SHORT EXERCISE A:
Answer these questions from the patent text on magnesium diboride thin film wire:
(i) What range for the average grain size of the MgB2 grains does claim 10 give?
(ii) According to claim 12, by what two means is the film of Mg and B formed on the substrate?
(iii) What ratio of MgB2 to the total volume of the thin film wire does the abstract state?

METHOD OF MANUFACTURING MAGNESIUM DIBORIDE SUPERCONDUCTING THIN FILM WIRE AND MAGNESIUM DIBORIDE SUPERCONDUCTING THIN FILM WIRE

Abstract

A method of manufacturing an MgB2 thin film wire having an optimum average grain size is done by providing an optimum average grain size range to increase a pinning force and improve Jc with respect to the MgB2 thin film wire. In this method, the MgB2 thin film wire is made of an aggregate of MgB2 grains having a columnar structure which alignment is controlled to be in a direction perpendicular to a surface, a ratio of MgB2 to a total volume of the thin film wire is 90% or more, an average grain size of the grains is 30 nm or more and 200 nm or less by forming the MgB2 thin film having a film thickness of 1000 nm or more and 10000 nm or less in the lateral direction, and the average grain size of the grains is 40 nm or more and 100 nm or less.

Claims

1.-9. (canceled)

10. An MgB.sub.2 thin film wire which is made of an aggregate of MgB.sub.2 grains having a columnar structure of which alignment is controlled to be in a direction perpendicular to a surface of a substrate, wherein a grain boundary interval formed by the MgB.sub.2 grains is eight times or more of a coherence length, wherein a thin film of the MgB.sub.2 thin film wire is 1000 nm or more and 10000 nm or less, and wherein an average grain size of the MgB.sub.2 grains is 30 nm or more and 200 nm or less.

11. The MgB.sub.2 thin film wire according to claim 1, wherein the average grain size of the MgB.sub.2 grains is 40 nm or more and 100 nm or less.

12. A method of manufacturing an MgB.sub.2 thin film wire which is made of an aggregate of MgB.sub.2 grains having a columnar structure of which alignment is controlled to be in a direction perpendicular to a surface of a substrate, comprising: forming a film of Mg and B on the substrate by deposition or sputtering, wherein a grain boundary interval formed by the MgB.sub.2 grains is set to be eight times or more of a coherence length, wherein a thin film of the MgB.sub.2 thin film wire is set to be 1000 nm or more and 10000 nm or less, and wherein an average grain size of the MgB.sub.2 grains is set to be 30 nm or more and 200 nm or less.

13. The method of manufacturing an MgB.sub.2 thin film wire according to claim 3, wherein the average grain size of the MgB.sub.2 grains is set to be 40 nm or more and 100 nm or less.

Description

BRIEF DESCRIPTION OF DRAWINGS

[0026] FIG. 1-a is a schematic diagram illustrating magnetic flux quanta infiltrating into a semiconductor with grain boundaries and a direction of a Lorentz force.

[0027] FIG. 1-1-1 is a schematic diagram illustrating magnetic flux quanta infiltrating into a semiconductor with grain boundaries and a direction of a Lorentz force.

[0028] FIG. 1-1-2 is a schematic diagram illustrating magnetic flux quanta infiltrating into a semiconductor with grain boundaries and a direction of a Lorentz force.

[0029] FIG. 1-2-1 is a schematic diagram illustrating magnetic flux quanta infiltrating into a semiconductor with grain boundaries and a direction of a Lorentz force.

[0030] FIG. 1-2-2 is a schematic diagram illustrating magnetic flux quanta infiltrating into a semiconductor with grain boundaries and a direction of a Lorentz force.

PROVIDED DATA:
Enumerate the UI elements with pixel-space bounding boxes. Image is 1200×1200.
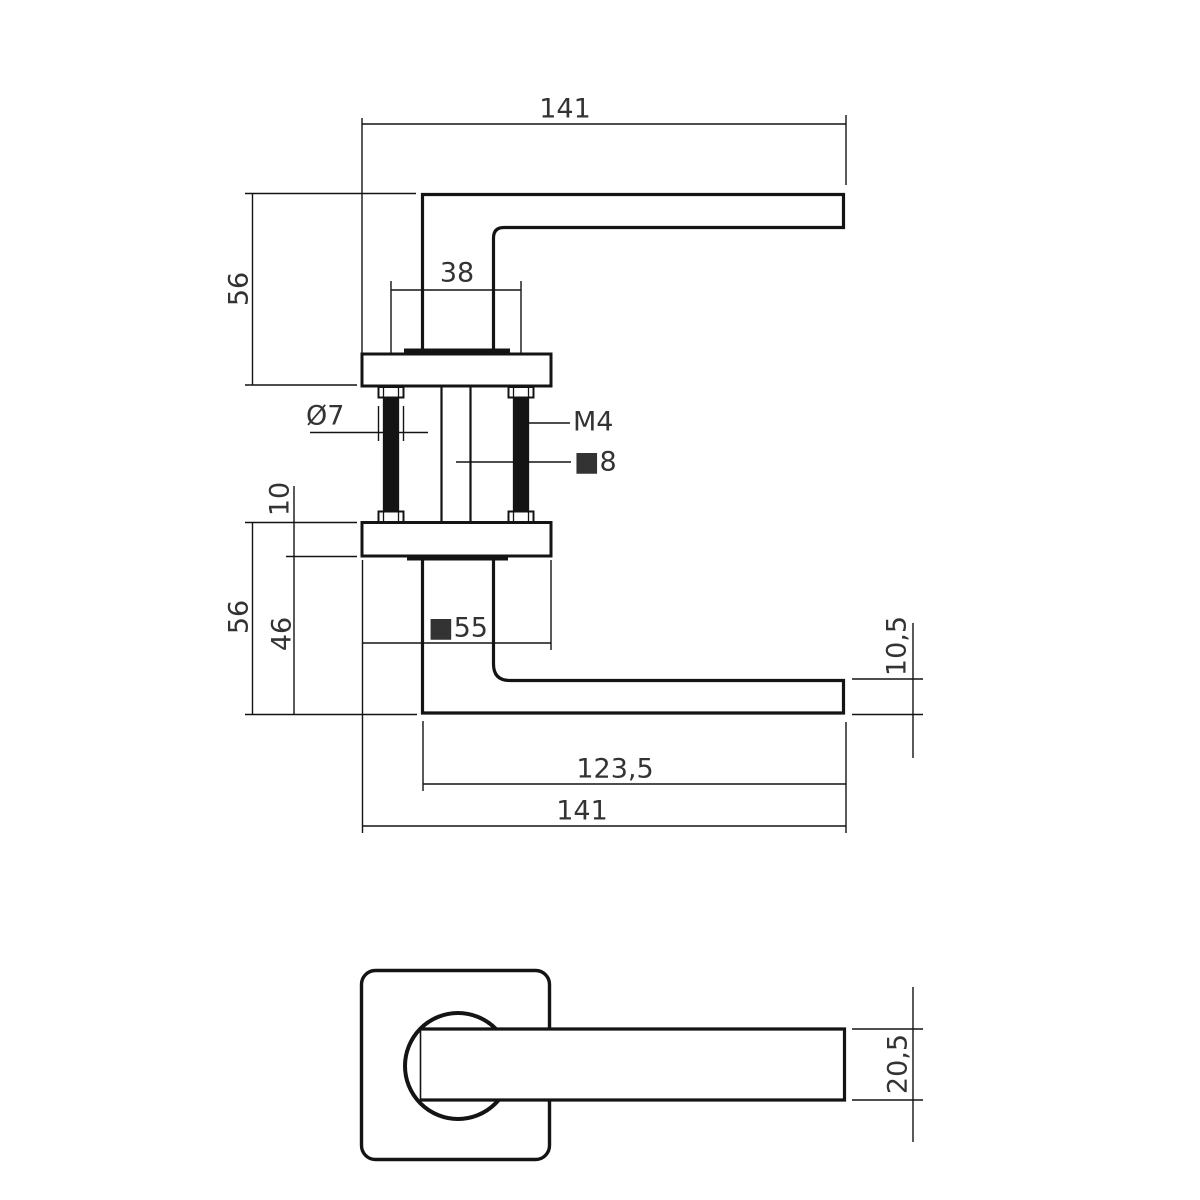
dim-label-sq8: ■8: [574, 449, 617, 476]
dim-label-105: 10,5: [884, 616, 911, 676]
front-view-lever-fill: [420, 1029, 846, 1100]
dim-label-bottom-141: 141: [556, 798, 608, 825]
dim-label-top-56: 56: [226, 272, 253, 306]
dim-label-bottom-56: 56: [226, 600, 253, 634]
top-view-lever-outline: [423, 195, 844, 353]
dim-label-m4: M4: [573, 409, 613, 436]
dim-label-1235: 123,5: [576, 756, 653, 783]
left-screw-top-nut: [379, 387, 404, 398]
top-view-rose: [362, 354, 551, 386]
dim-label-10: 10: [267, 482, 294, 516]
right-screw-threaded-rod: [514, 397, 529, 512]
left-screw-threaded-rod: [384, 397, 399, 512]
spindle-lines: [442, 386, 471, 522]
right-screw-top-nut: [509, 387, 534, 398]
dim-label-d7: Ø7: [306, 403, 344, 430]
dim-label-38: 38: [440, 260, 474, 287]
dim-label-46: 46: [269, 617, 296, 651]
drawing-sheet: 141 56 38 Ø7 M4 ■8 10 56 46 ■55 10,5 123…: [0, 0, 1200, 1200]
dim-label-205: 20,5: [885, 1034, 912, 1094]
nut-facet-lines: [384, 387, 529, 522]
technical-drawing-canvas: [0, 0, 1200, 1200]
dimension-lines: [245, 115, 923, 1142]
right-screw-bottom-nut: [509, 512, 534, 523]
bottom-view-rose: [362, 523, 551, 557]
dim-label-sq55: ■55: [428, 615, 488, 642]
left-screw-bottom-nut: [379, 512, 404, 523]
fasteners: [379, 386, 534, 522]
dim-label-top-141: 141: [539, 96, 591, 123]
bottom-view-collar-strip: [407, 556, 508, 561]
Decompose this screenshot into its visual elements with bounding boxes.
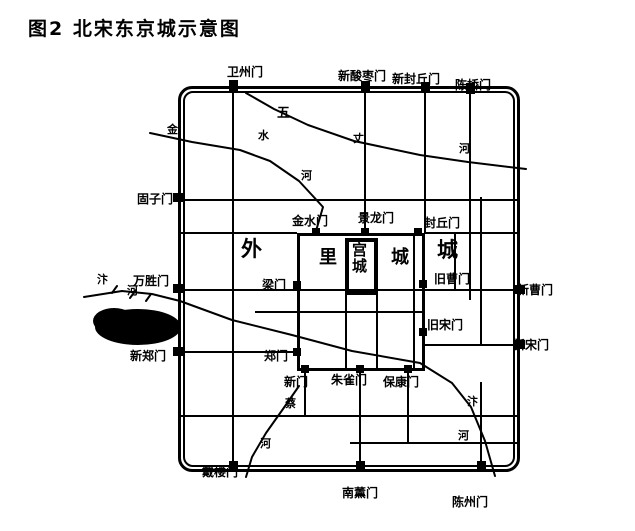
- river-label-cai-1: 蔡: [285, 398, 296, 409]
- gate-label-jinshuimen: 金水门: [292, 215, 328, 227]
- gate-label-guzimen: 固子门: [137, 193, 173, 205]
- river-label-wuzhang-2: 丈: [353, 133, 364, 144]
- gate-label-xinmen: 新门: [284, 376, 308, 388]
- river-label-wuzhang-3: 河: [459, 143, 470, 154]
- gate-label-baokangmen: 保康门: [383, 376, 419, 388]
- gate-label-jiusongmen: 旧宋门: [427, 319, 463, 331]
- river-label-bian-se-2: 河: [458, 430, 469, 441]
- river-label-cai-2: 河: [260, 438, 271, 449]
- gate-label-xinzhengmen: 新郑门: [130, 350, 166, 362]
- label-inner-city-cheng: 城: [391, 249, 409, 267]
- label-outer-city-cheng: 城: [437, 240, 458, 261]
- label-palace-city: 宫城: [351, 242, 366, 292]
- gate-label-dailoumen: 戴楼门: [202, 466, 238, 478]
- label-inner-city-li: 里: [319, 249, 337, 267]
- gate-label-liangmen: 梁门: [262, 279, 286, 291]
- gate-label-chenqiaomen: 陈桥门: [455, 79, 491, 91]
- label-outer-city-wai: 外: [241, 239, 262, 260]
- river-label-jinshui-3: 河: [301, 170, 312, 181]
- pond: [93, 308, 181, 345]
- gate-label-chenzhoumen: 陈州门: [452, 496, 488, 508]
- gate-label-jiucaomen: 旧曹门: [434, 273, 470, 285]
- gate-label-xincaomen: 新曹门: [517, 284, 553, 296]
- gate-label-zhuquemen: 朱雀门: [331, 374, 367, 386]
- river-label-wuzhang-1: 五: [277, 107, 290, 120]
- gate-label-nanxunmen: 南薰门: [342, 487, 378, 499]
- river-label-jinshui-1: 金: [167, 124, 178, 135]
- gate-label-xinsuanzaomen: 新酸枣门: [338, 70, 386, 82]
- gate-label-wanshengmen: 万胜门: [133, 275, 169, 287]
- river-label-bian-se-1: 汴: [467, 396, 478, 407]
- river-label-bian-west-1: 汴: [97, 274, 108, 285]
- gate-label-jinglongmen: 景龙门: [358, 212, 394, 224]
- gate-label-zhengmen: 郑门: [264, 350, 288, 362]
- river-label-bian-west-2: 河: [127, 285, 138, 296]
- gate-label-xinsongmen: 新宋门: [513, 339, 549, 351]
- figure-canvas: 图2 北宋东京城示意图: [0, 0, 635, 531]
- river-label-jinshui-2: 水: [258, 130, 269, 141]
- gate-label-xinfengqiumen: 新封丘门: [392, 73, 440, 85]
- gate-label-fengqiumen: 封丘门: [424, 217, 460, 229]
- gate-label-weizhoumen: 卫州门: [227, 66, 263, 78]
- pond-shape-2: [93, 308, 135, 334]
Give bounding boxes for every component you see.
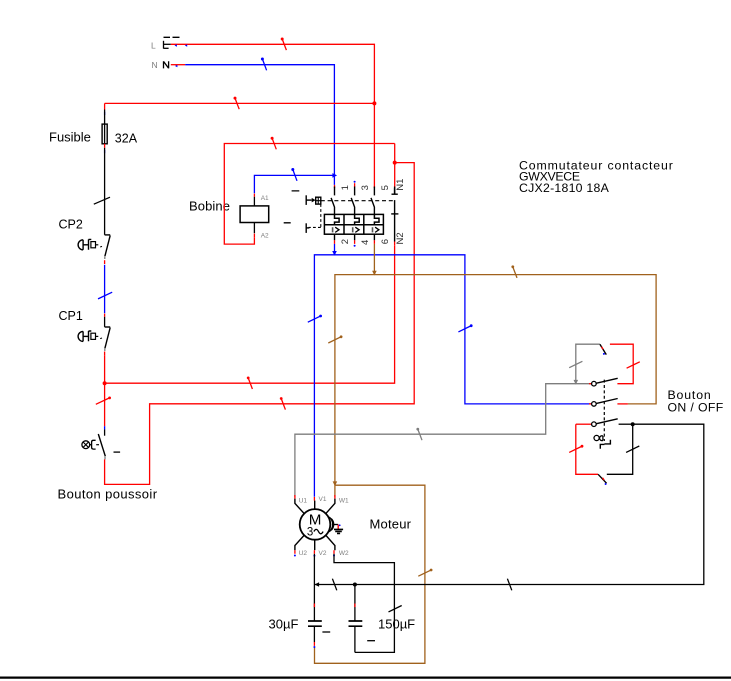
svg-text:U2: U2 — [299, 550, 308, 557]
svg-text:150µF: 150µF — [378, 617, 415, 632]
svg-text:CP2: CP2 — [59, 218, 83, 232]
svg-text:V2: V2 — [319, 550, 327, 557]
svg-text:6: 6 — [380, 239, 391, 244]
svg-text:30µF: 30µF — [269, 617, 299, 632]
svg-text:Fusible: Fusible — [49, 130, 91, 145]
svg-text:3: 3 — [307, 526, 313, 538]
svg-text:W1: W1 — [339, 498, 349, 505]
svg-text:4: 4 — [360, 240, 371, 245]
svg-text:N2: N2 — [395, 232, 406, 244]
svg-text:32A: 32A — [115, 132, 138, 146]
svg-text:ON / OFF: ON / OFF — [668, 401, 724, 415]
svg-text:L: L — [151, 40, 156, 50]
svg-text:N: N — [152, 60, 158, 70]
svg-text:2: 2 — [340, 239, 351, 244]
svg-text:1: 1 — [340, 185, 351, 190]
svg-text:U1: U1 — [299, 498, 308, 505]
svg-text:5: 5 — [380, 185, 391, 190]
svg-text:A2: A2 — [261, 232, 269, 239]
svg-text:V1: V1 — [319, 496, 327, 503]
svg-text:Moteur: Moteur — [370, 516, 412, 531]
svg-text:A1: A1 — [261, 195, 269, 202]
svg-text:CJX2-1810 18A: CJX2-1810 18A — [519, 181, 610, 195]
svg-text:Bouton poussoir: Bouton poussoir — [58, 487, 158, 502]
svg-text:CP1: CP1 — [59, 309, 83, 323]
svg-text:W2: W2 — [339, 550, 349, 557]
svg-text:3: 3 — [360, 185, 371, 190]
svg-text:N1: N1 — [395, 179, 406, 191]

SHORT EXERCISE B:
Edit the rows from the line with "svg-text:U2: U2 — [299, 550, 308, 557]" to the line with "svg-text:32A: 32A — [115, 132, 138, 146]" by replacing "Fusible" with "Fuse" and leaving everything else unchanged. Give only those lines.

WORKED SOLUTION A:
(i) 30 nm or more and 200 nm or less.
(ii) By deposition or sputtering.
(iii) 90% or more.

WORKED SOLUTION B:
svg-text:U2: U2 — [299, 550, 308, 557]
svg-text:150µF: 150µF — [378, 617, 415, 632]
svg-text:CP2: CP2 — [59, 218, 83, 232]
svg-text:V2: V2 — [319, 550, 327, 557]
svg-text:6: 6 — [380, 239, 391, 244]
svg-text:30µF: 30µF — [269, 617, 299, 632]
svg-text:Fuse: Fuse — [49, 130, 91, 145]
svg-text:3: 3 — [307, 526, 313, 538]
svg-text:W1: W1 — [339, 498, 349, 505]
svg-text:4: 4 — [360, 240, 371, 245]
svg-text:N2: N2 — [395, 232, 406, 244]
svg-text:32A: 32A — [115, 132, 138, 146]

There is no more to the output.